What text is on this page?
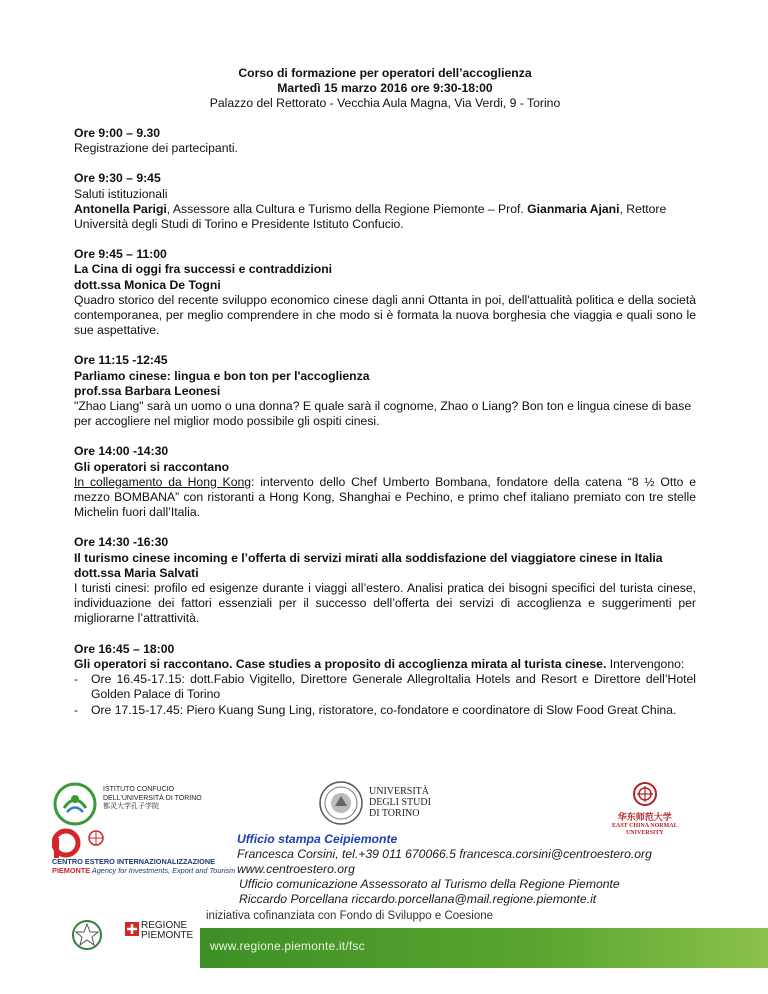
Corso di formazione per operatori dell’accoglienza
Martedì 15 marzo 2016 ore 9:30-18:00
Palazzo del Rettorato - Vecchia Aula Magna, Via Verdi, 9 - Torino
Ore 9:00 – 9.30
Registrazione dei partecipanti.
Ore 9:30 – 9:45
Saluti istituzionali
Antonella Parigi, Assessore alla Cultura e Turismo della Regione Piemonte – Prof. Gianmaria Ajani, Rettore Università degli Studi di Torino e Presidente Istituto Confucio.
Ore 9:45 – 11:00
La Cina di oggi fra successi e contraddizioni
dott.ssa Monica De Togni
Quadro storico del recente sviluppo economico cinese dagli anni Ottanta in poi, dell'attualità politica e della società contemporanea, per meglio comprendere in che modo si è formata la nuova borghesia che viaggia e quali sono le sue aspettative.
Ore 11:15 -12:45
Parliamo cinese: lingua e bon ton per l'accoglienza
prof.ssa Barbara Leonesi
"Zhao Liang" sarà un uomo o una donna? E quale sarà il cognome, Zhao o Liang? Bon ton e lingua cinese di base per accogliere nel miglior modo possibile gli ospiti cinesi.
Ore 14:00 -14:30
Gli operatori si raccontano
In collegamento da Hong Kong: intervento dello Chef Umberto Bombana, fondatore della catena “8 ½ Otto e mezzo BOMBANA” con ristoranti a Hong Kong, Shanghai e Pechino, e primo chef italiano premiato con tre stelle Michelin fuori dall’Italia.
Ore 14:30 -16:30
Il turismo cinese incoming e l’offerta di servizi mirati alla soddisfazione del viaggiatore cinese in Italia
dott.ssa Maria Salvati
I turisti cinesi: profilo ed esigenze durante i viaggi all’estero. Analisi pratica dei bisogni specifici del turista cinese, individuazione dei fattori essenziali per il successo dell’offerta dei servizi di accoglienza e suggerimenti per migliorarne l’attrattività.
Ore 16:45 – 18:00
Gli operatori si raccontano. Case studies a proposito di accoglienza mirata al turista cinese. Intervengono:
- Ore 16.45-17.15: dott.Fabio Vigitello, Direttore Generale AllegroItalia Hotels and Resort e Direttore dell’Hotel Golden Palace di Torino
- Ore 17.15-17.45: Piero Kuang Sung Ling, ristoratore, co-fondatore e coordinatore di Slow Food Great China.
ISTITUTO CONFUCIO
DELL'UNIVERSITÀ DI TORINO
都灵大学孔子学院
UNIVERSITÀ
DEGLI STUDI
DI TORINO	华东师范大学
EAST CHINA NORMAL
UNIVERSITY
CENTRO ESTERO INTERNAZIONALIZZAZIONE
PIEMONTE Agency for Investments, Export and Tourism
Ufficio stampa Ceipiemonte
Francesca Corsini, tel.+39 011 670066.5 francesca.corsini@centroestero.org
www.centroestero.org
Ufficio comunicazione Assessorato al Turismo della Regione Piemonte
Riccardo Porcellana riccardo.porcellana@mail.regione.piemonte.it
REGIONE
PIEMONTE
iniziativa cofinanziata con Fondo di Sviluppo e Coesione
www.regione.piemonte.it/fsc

* * *

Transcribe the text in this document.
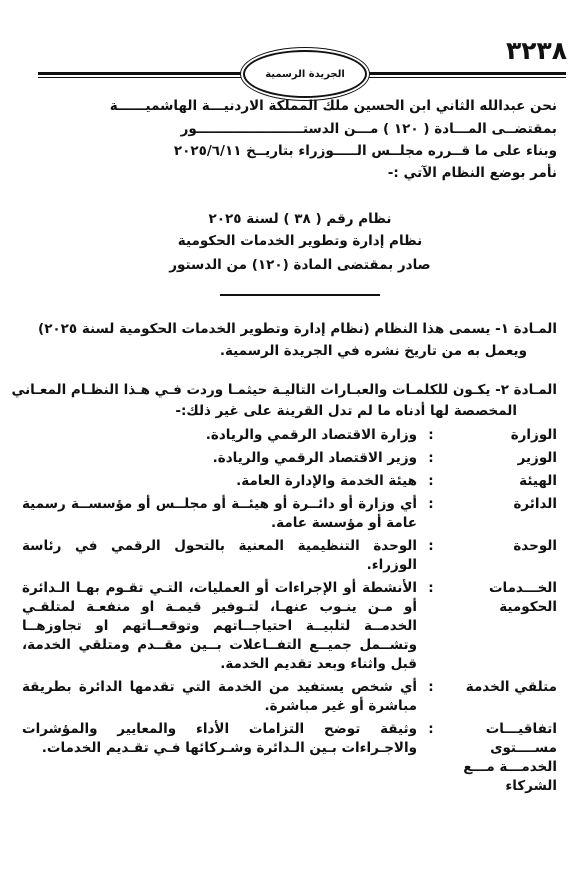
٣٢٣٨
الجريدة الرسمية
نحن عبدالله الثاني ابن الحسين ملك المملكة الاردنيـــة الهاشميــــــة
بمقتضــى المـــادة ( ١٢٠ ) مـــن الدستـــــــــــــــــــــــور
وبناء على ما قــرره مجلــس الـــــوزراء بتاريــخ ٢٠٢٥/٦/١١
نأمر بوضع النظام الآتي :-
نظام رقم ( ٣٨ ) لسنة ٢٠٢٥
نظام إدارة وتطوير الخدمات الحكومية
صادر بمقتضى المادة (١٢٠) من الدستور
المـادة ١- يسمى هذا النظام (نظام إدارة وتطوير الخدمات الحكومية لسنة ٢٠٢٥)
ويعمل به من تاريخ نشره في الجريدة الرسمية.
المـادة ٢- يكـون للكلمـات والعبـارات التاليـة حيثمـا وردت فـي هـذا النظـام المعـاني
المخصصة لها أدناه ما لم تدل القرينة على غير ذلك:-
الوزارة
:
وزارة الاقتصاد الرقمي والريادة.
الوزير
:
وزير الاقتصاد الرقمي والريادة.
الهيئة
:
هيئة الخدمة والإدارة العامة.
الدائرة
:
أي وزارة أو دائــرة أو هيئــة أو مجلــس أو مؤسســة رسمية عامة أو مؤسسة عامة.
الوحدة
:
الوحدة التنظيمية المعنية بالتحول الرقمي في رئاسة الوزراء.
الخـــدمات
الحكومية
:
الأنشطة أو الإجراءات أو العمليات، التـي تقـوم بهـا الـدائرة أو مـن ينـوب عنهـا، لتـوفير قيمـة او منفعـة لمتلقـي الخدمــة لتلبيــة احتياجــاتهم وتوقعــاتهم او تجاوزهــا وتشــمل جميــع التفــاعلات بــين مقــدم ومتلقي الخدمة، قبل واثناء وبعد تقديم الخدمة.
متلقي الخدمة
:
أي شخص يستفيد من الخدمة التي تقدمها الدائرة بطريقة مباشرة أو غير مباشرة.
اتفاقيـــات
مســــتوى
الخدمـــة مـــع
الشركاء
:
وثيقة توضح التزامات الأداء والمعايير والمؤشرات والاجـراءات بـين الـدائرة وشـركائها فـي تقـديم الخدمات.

* * *

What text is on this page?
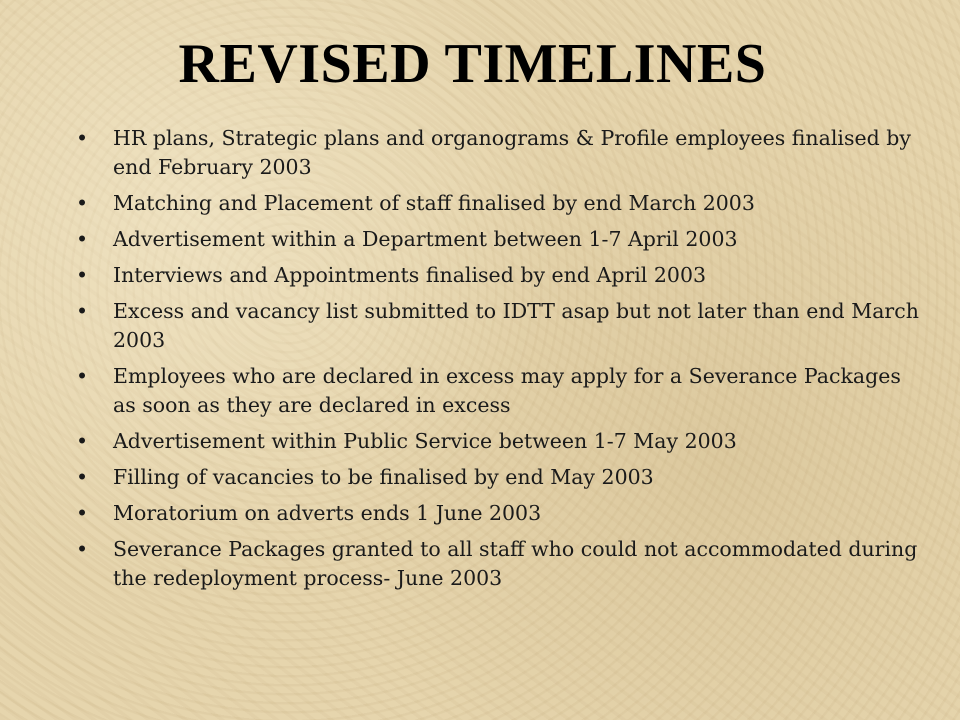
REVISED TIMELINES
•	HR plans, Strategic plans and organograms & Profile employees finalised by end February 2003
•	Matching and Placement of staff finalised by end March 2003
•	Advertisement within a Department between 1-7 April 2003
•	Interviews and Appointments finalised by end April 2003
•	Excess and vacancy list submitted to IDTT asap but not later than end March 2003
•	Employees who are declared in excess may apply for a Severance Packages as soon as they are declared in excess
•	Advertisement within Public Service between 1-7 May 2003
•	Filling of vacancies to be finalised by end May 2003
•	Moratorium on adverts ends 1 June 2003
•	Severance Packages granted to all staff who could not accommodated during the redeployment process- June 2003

* * *

### [WHAT IS EXPECTED]
Copy each line that holds the word "Severance".

### [RESULT OF THIS EXERCISE]
•	Employees who are declared in excess may apply for a Severance Packages as soon as they are declared in excess
•	Severance Packages granted to all staff who could not accommodated during the redeployment process- June 2003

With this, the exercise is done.